:: Material for this task ::

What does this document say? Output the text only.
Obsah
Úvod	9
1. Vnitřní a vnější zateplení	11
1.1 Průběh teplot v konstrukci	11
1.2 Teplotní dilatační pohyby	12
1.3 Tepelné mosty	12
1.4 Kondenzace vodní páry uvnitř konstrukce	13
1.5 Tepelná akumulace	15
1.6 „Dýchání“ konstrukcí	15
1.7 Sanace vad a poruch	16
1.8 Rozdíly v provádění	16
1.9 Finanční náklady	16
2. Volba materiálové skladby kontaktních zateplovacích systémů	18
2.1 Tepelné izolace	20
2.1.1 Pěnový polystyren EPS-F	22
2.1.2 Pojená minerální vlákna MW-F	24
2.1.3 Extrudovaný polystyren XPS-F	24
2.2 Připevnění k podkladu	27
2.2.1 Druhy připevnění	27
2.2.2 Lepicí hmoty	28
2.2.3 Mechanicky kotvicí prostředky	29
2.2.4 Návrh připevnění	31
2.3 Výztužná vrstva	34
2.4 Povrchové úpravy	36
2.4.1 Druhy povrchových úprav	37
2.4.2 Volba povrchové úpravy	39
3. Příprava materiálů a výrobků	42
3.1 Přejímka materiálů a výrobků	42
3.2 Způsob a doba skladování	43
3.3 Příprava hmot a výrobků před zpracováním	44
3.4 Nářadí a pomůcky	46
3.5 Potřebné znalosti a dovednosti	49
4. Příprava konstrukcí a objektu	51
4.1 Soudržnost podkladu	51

:::

[Task instructions]
In the records above, find the lines containing "polystyren" and copy them.

[Exercise response]
2.1.1 Pěnový polystyren EPS-F	22
2.1.3 Extrudovaný polystyren XPS-F	24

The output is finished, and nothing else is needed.